● What to do
Working from the material below, print the lines from the line holding "Give me a plain-text" through its final line, inclusive, exactly and with nothing else; pictures are excluded.

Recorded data

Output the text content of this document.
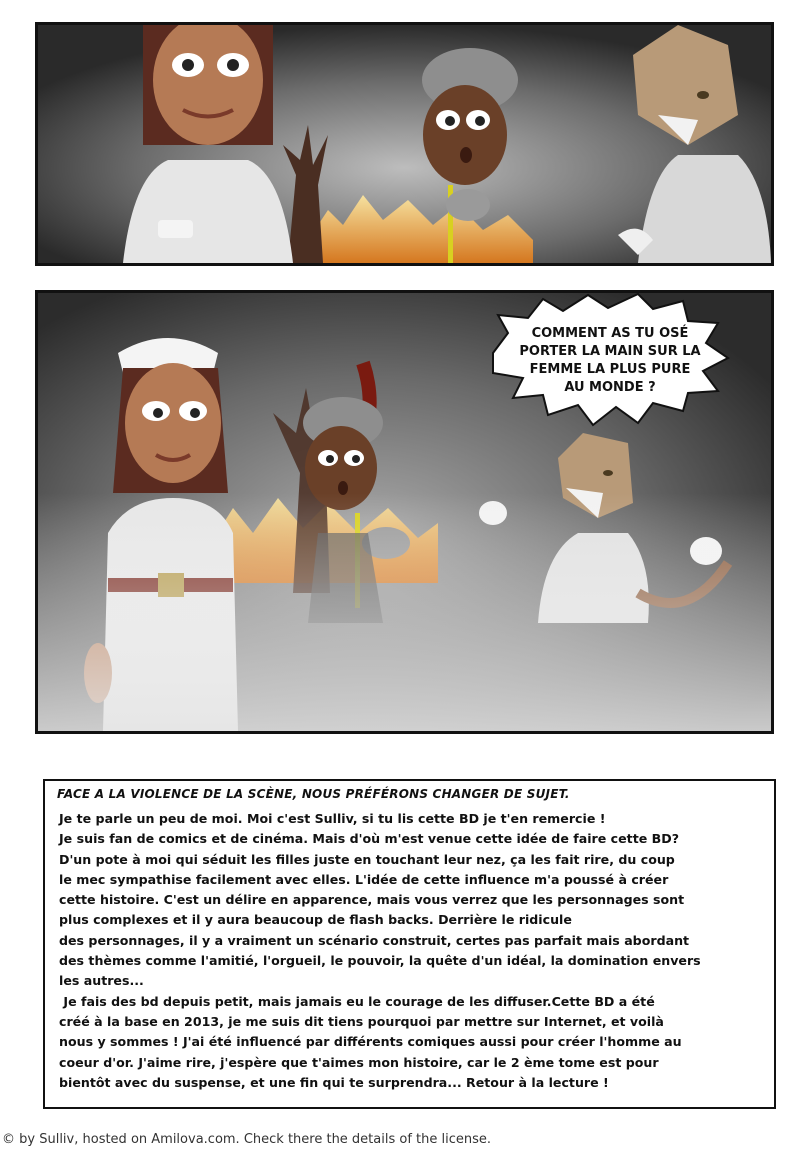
COMMENT AS TU OSÉ
PORTER LA MAIN SUR LA
FEMME LA PLUS PURE
AU MONDE ?
FACE A LA VIOLENCE DE LA SCÈNE, NOUS PRÉFÉRONS CHANGER DE SUJET.

Je te parle un peu de moi. Moi c'est Sulliv, si tu lis cette BD je t'en remercie !

Je suis fan de comics et de cinéma. Mais d'où m'est venue cette idée de faire cette BD?

D'un pote à moi qui séduit les filles juste en touchant leur nez, ça les fait rire, du coup

le mec sympathise facilement avec elles. L'idée de cette influence m'a poussé à créer

cette histoire. C'est un délire en apparence, mais vous verrez que les personnages sont

plus complexes et il y aura beaucoup de flash backs. Derrière le ridicule

des personnages, il y a vraiment un scénario construit, certes pas parfait mais abordant

des thèmes comme l'amitié, l'orgueil, le pouvoir, la quête d'un idéal, la domination envers

les autres...

Je fais des bd depuis petit, mais jamais eu le courage de les diffuser.Cette BD a été

créé à la base en 2013, je me suis dit tiens pourquoi par mettre sur Internet, et voilà

nous y sommes ! J'ai été influencé par différents comiques aussi pour créer l'homme au

coeur d'or. J'aime rire, j'espère que t'aimes mon histoire, car le 2 ème tome est pour

bientôt avec du suspense, et une fin qui te surprendra... Retour à la lecture !

© by Sulliv, hosted on Amilova.com. Check there the details of the license.
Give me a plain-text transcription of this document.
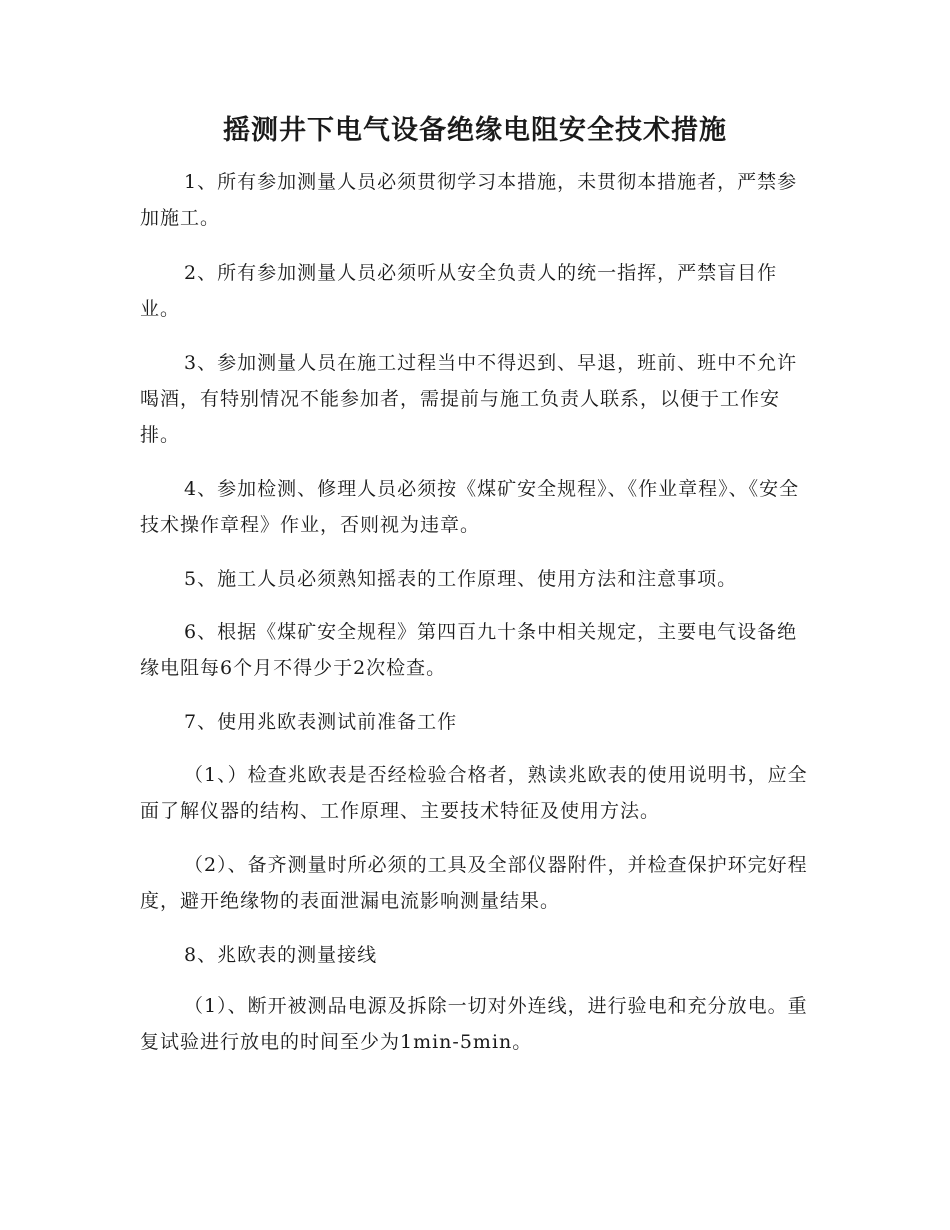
摇测井下电气设备绝缘电阻安全技术措施

1、所有参加测量人员必须贯彻学习本措施，未贯彻本措施者，严禁参加施工。

2、所有参加测量人员必须听从安全负责人的统一指挥，严禁盲目作业。

3、参加测量人员在施工过程当中不得迟到、早退，班前、班中不允许喝酒，有特别情况不能参加者，需提前与施工负责人联系，以便于工作安排。

4、参加检测、修理人员必须按《煤矿安全规程》、《作业章程》、《安全技术操作章程》作业，否则视为违章。

5、施工人员必须熟知摇表的工作原理、使用方法和注意事项。

6、根据《煤矿安全规程》第四百九十条中相关规定，主要电气设备绝缘电阻每6个月不得少于2次检查。

7、使用兆欧表测试前准备工作

（1、）检查兆欧表是否经检验合格者，熟读兆欧表的使用说明书，应全面了解仪器的结构、工作原理、主要技术特征及使用方法。

（2）、备齐测量时所必须的工具及全部仪器附件，并检查保护环完好程度，避开绝缘物的表面泄漏电流影响测量结果。

8、兆欧表的测量接线

（1）、断开被测品电源及拆除一切对外连线，进行验电和充分放电。重复试验进行放电的时间至少为1min-5min。
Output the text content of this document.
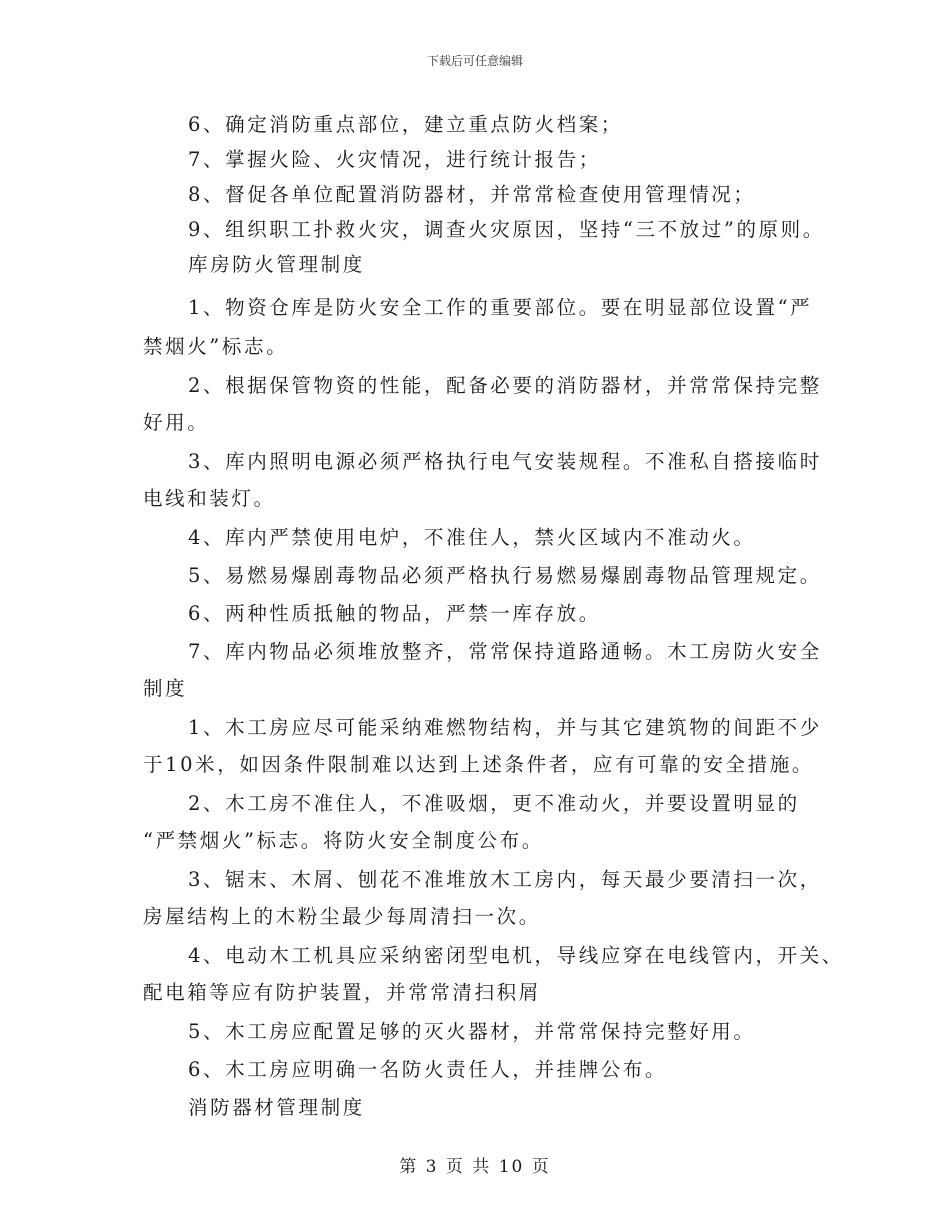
下载后可任意编辑
6、确定消防重点部位，建立重点防火档案；
7、掌握火险、火灾情况，进行统计报告；
8、督促各单位配置消防器材，并常常检查使用管理情况；
9、组织职工扑救火灾，调查火灾原因，坚持“三不放过”的原则。
库房防火管理制度
1、物资仓库是防火安全工作的重要部位。要在明显部位设置“严
禁烟火”标志。
2、根据保管物资的性能，配备必要的消防器材，并常常保持完整
好用。
3、库内照明电源必须严格执行电气安装规程。不准私自搭接临时
电线和装灯。
4、库内严禁使用电炉，不准住人，禁火区域内不准动火。
5、易燃易爆剧毒物品必须严格执行易燃易爆剧毒物品管理规定。
6、两种性质抵触的物品，严禁一库存放。
7、库内物品必须堆放整齐，常常保持道路通畅。木工房防火安全
制度
1、木工房应尽可能采纳难燃物结构，并与其它建筑物的间距不少
于10米，如因条件限制难以达到上述条件者，应有可靠的安全措施。
2、木工房不准住人，不准吸烟，更不准动火，并要设置明显的
“严禁烟火”标志。将防火安全制度公布。
3、锯末、木屑、刨花不准堆放木工房内，每天最少要清扫一次，
房屋结构上的木粉尘最少每周清扫一次。
4、电动木工机具应采纳密闭型电机，导线应穿在电线管内，开关、
配电箱等应有防护装置，并常常清扫积屑
5、木工房应配置足够的灭火器材，并常常保持完整好用。
6、木工房应明确一名防火责任人，并挂牌公布。
消防器材管理制度
第 3 页 共 10 页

● Answer in full
Give me a plain-text transcription of this document.
摇测井下电气设备绝缘电阻安全技术措施

1、所有参加测量人员必须贯彻学习本措施，未贯彻本措施者，严禁参加施工。

2、所有参加测量人员必须听从安全负责人的统一指挥，严禁盲目作业。

3、参加测量人员在施工过程当中不得迟到、早退，班前、班中不允许喝酒，有特别情况不能参加者，需提前与施工负责人联系，以便于工作安排。

4、参加检测、修理人员必须按《煤矿安全规程》、《作业章程》、《安全技术操作章程》作业，否则视为违章。

5、施工人员必须熟知摇表的工作原理、使用方法和注意事项。

6、根据《煤矿安全规程》第四百九十条中相关规定，主要电气设备绝缘电阻每6个月不得少于2次检查。

7、使用兆欧表测试前准备工作

（1、）检查兆欧表是否经检验合格者，熟读兆欧表的使用说明书，应全面了解仪器的结构、工作原理、主要技术特征及使用方法。

（2）、备齐测量时所必须的工具及全部仪器附件，并检查保护环完好程度，避开绝缘物的表面泄漏电流影响测量结果。

8、兆欧表的测量接线

（1）、断开被测品电源及拆除一切对外连线，进行验电和充分放电。重复试验进行放电的时间至少为1min-5min。
Output the text content of this document.
下载后可任意编辑
6、确定消防重点部位，建立重点防火档案；
7、掌握火险、火灾情况，进行统计报告；
8、督促各单位配置消防器材，并常常检查使用管理情况；
9、组织职工扑救火灾，调查火灾原因，坚持“三不放过”的原则。
库房防火管理制度
1、物资仓库是防火安全工作的重要部位。要在明显部位设置“严
禁烟火”标志。
2、根据保管物资的性能，配备必要的消防器材，并常常保持完整
好用。
3、库内照明电源必须严格执行电气安装规程。不准私自搭接临时
电线和装灯。
4、库内严禁使用电炉，不准住人，禁火区域内不准动火。
5、易燃易爆剧毒物品必须严格执行易燃易爆剧毒物品管理规定。
6、两种性质抵触的物品，严禁一库存放。
7、库内物品必须堆放整齐，常常保持道路通畅。木工房防火安全
制度
1、木工房应尽可能采纳难燃物结构，并与其它建筑物的间距不少
于10米，如因条件限制难以达到上述条件者，应有可靠的安全措施。
2、木工房不准住人，不准吸烟，更不准动火，并要设置明显的
“严禁烟火”标志。将防火安全制度公布。
3、锯末、木屑、刨花不准堆放木工房内，每天最少要清扫一次，
房屋结构上的木粉尘最少每周清扫一次。
4、电动木工机具应采纳密闭型电机，导线应穿在电线管内，开关、
配电箱等应有防护装置，并常常清扫积屑
5、木工房应配置足够的灭火器材，并常常保持完整好用。
6、木工房应明确一名防火责任人，并挂牌公布。
消防器材管理制度
第 3 页 共 10 页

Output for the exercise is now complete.